• [Data records]:
######

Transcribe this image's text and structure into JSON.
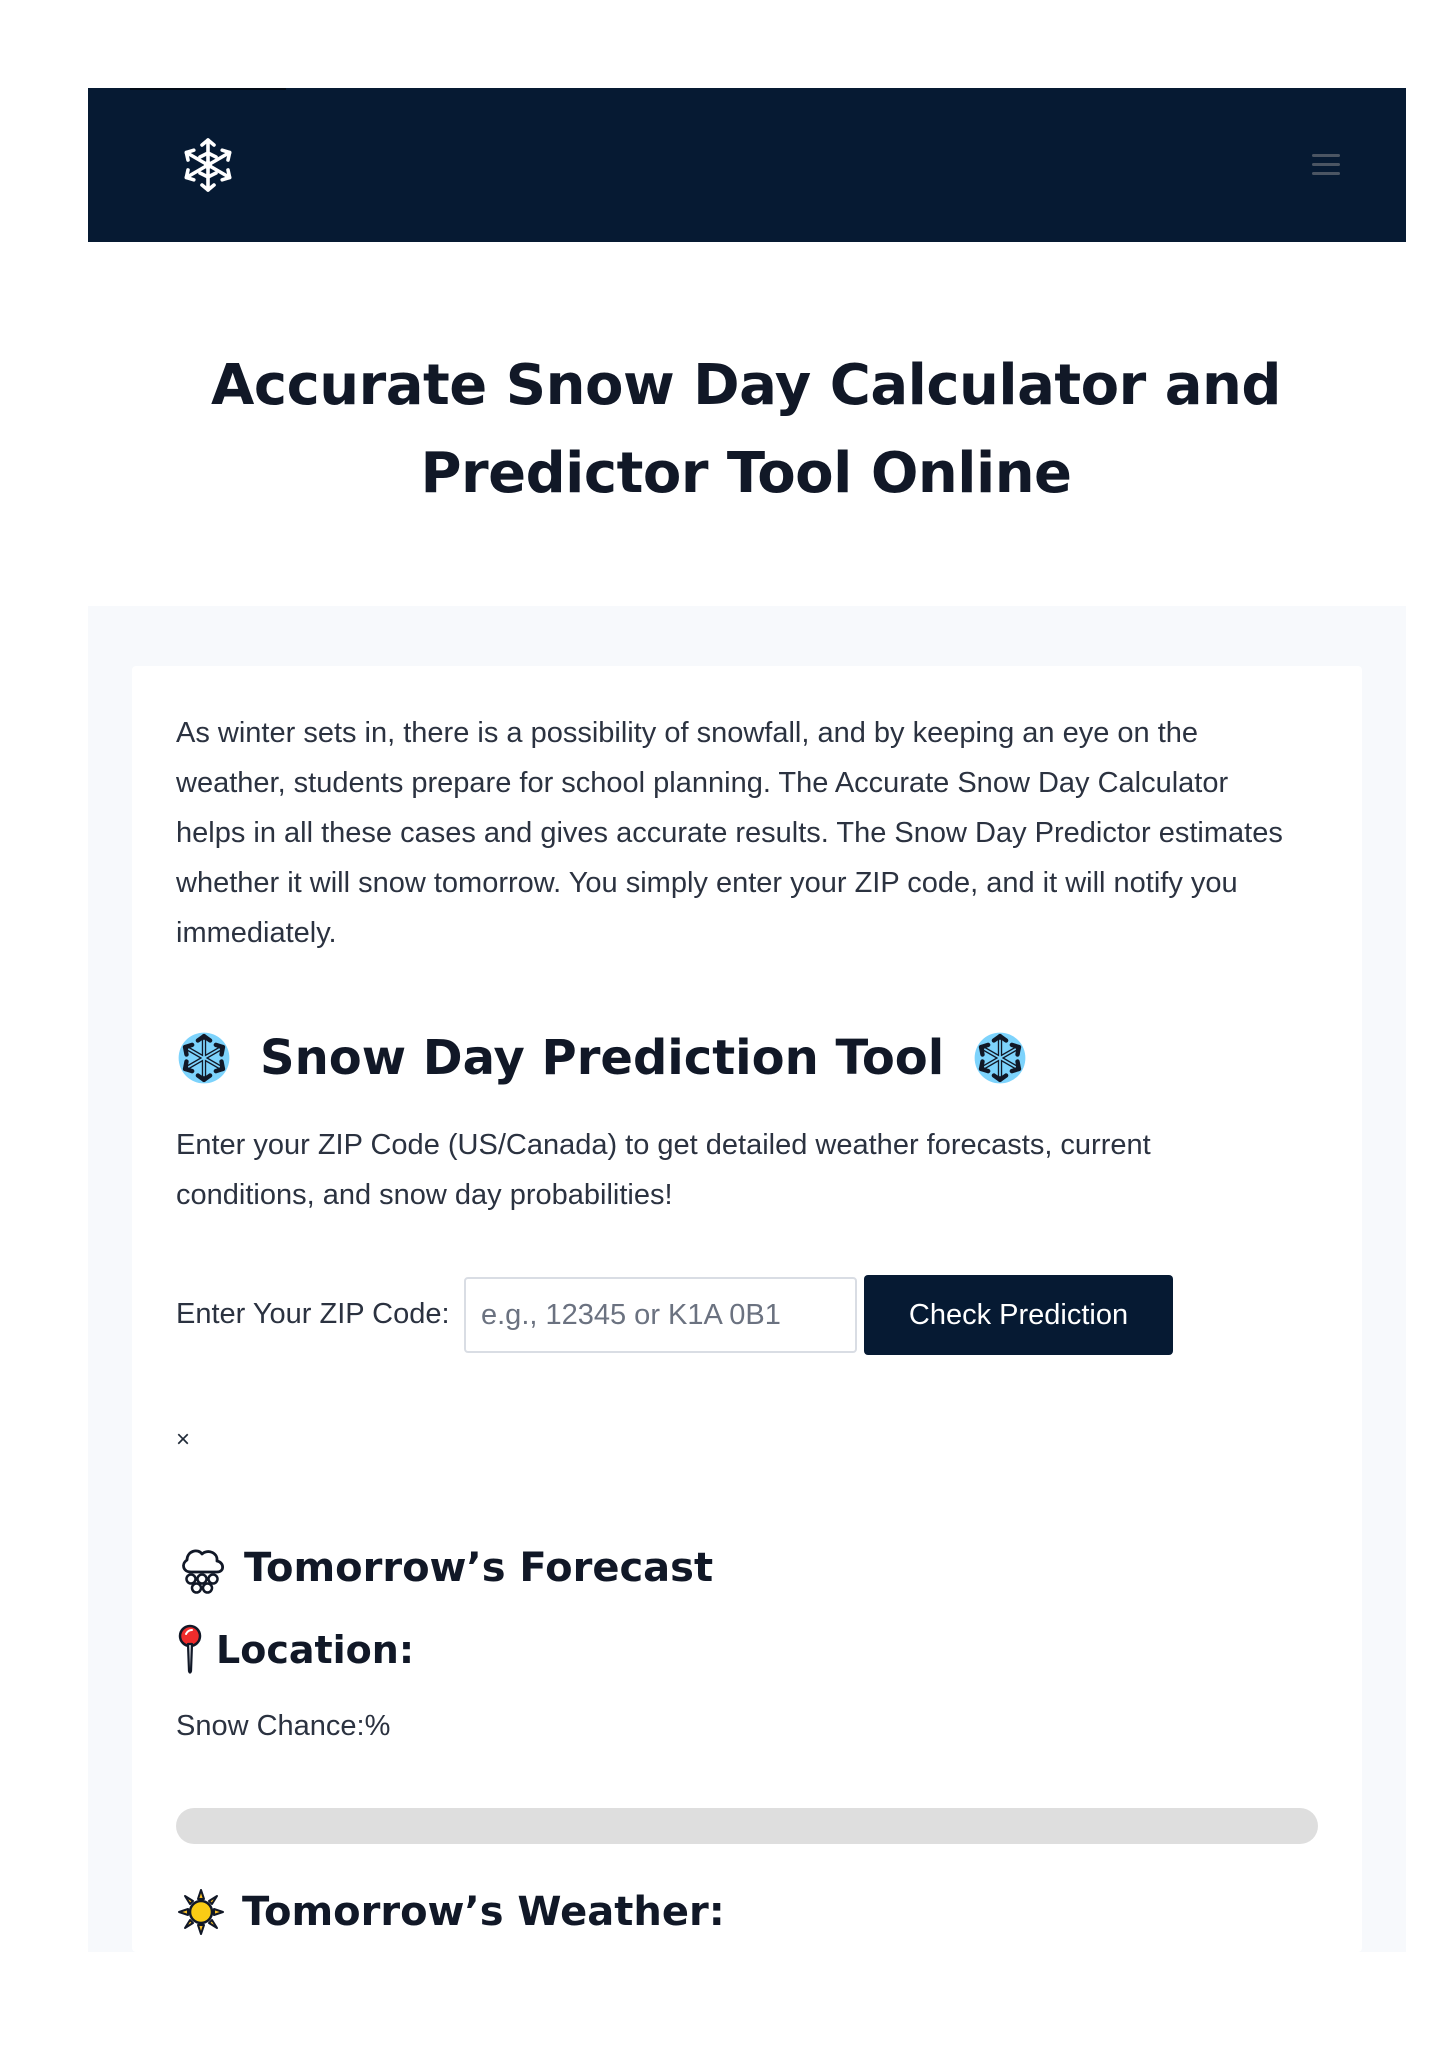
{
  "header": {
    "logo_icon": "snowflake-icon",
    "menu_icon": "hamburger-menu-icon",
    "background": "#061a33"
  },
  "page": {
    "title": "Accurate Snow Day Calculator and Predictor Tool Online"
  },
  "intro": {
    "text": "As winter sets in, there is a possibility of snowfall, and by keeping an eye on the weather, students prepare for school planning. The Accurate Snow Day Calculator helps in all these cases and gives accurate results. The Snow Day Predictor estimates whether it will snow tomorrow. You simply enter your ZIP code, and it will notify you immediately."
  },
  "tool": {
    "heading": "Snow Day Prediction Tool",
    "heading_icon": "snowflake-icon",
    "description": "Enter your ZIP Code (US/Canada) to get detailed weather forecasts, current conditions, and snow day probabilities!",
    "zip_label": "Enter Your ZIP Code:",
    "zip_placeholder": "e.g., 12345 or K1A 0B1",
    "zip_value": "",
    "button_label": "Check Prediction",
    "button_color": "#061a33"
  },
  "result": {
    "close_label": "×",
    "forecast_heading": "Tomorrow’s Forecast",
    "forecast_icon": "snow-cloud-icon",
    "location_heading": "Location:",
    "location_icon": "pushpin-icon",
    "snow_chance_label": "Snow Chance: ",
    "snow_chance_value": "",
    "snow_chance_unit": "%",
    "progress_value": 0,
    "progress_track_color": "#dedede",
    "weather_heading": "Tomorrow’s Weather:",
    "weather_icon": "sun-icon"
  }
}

######

Using the material above, count the lines containing the word "Prediction". Reply with the number alone.

2